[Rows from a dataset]
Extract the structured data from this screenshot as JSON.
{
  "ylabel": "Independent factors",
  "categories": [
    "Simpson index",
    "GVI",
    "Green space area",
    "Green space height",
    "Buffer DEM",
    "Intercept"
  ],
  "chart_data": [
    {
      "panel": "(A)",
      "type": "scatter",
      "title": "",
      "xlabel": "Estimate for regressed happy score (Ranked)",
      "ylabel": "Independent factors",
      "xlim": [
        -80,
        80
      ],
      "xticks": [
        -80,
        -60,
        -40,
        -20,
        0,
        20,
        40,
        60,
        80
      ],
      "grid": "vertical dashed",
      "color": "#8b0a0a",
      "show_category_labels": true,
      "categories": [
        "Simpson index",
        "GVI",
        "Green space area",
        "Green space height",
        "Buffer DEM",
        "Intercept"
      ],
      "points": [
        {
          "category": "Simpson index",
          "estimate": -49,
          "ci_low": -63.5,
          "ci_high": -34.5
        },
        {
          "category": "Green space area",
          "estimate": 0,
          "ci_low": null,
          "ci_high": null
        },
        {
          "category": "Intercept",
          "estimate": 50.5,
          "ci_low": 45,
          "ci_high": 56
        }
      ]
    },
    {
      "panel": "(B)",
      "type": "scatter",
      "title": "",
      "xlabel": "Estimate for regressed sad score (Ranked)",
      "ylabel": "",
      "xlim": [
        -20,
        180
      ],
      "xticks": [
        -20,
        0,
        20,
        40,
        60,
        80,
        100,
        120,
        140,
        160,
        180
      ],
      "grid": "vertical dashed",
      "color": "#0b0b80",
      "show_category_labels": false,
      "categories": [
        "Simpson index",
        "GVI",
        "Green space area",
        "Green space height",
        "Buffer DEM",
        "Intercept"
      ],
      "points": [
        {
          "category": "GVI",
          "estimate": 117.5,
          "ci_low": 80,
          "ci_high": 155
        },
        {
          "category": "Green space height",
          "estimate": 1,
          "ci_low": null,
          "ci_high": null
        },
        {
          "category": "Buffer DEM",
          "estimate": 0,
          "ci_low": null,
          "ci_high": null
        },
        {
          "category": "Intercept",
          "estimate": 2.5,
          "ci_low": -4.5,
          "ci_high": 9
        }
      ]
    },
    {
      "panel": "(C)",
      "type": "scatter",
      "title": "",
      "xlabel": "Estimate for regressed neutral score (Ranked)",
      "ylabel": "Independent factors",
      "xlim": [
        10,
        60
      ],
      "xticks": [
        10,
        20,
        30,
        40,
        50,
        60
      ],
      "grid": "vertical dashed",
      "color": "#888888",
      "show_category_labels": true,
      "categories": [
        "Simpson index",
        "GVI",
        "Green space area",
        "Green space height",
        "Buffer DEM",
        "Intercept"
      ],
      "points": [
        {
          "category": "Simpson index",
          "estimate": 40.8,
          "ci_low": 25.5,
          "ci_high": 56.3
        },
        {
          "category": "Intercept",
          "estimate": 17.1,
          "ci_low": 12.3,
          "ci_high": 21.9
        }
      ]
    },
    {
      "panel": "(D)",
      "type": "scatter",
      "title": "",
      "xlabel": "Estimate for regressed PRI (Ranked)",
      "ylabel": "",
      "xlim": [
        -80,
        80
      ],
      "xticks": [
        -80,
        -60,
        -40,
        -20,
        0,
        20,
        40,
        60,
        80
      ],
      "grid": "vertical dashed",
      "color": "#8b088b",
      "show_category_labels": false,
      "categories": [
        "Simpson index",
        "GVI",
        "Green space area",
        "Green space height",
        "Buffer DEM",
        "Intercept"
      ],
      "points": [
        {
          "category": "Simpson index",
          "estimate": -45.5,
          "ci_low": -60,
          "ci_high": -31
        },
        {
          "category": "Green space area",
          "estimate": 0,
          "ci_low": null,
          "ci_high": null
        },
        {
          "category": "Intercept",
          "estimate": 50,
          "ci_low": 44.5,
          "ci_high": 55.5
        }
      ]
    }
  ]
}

WORK REQUIRED: Pick out and copy the lines of the material that include the word "score".

EXERCISE OUTPUT:
      "xlabel": "Estimate for regressed happy score (Ranked)",
      "xlabel": "Estimate for regressed sad score (Ranked)",
      "xlabel": "Estimate for regressed neutral score (Ranked)",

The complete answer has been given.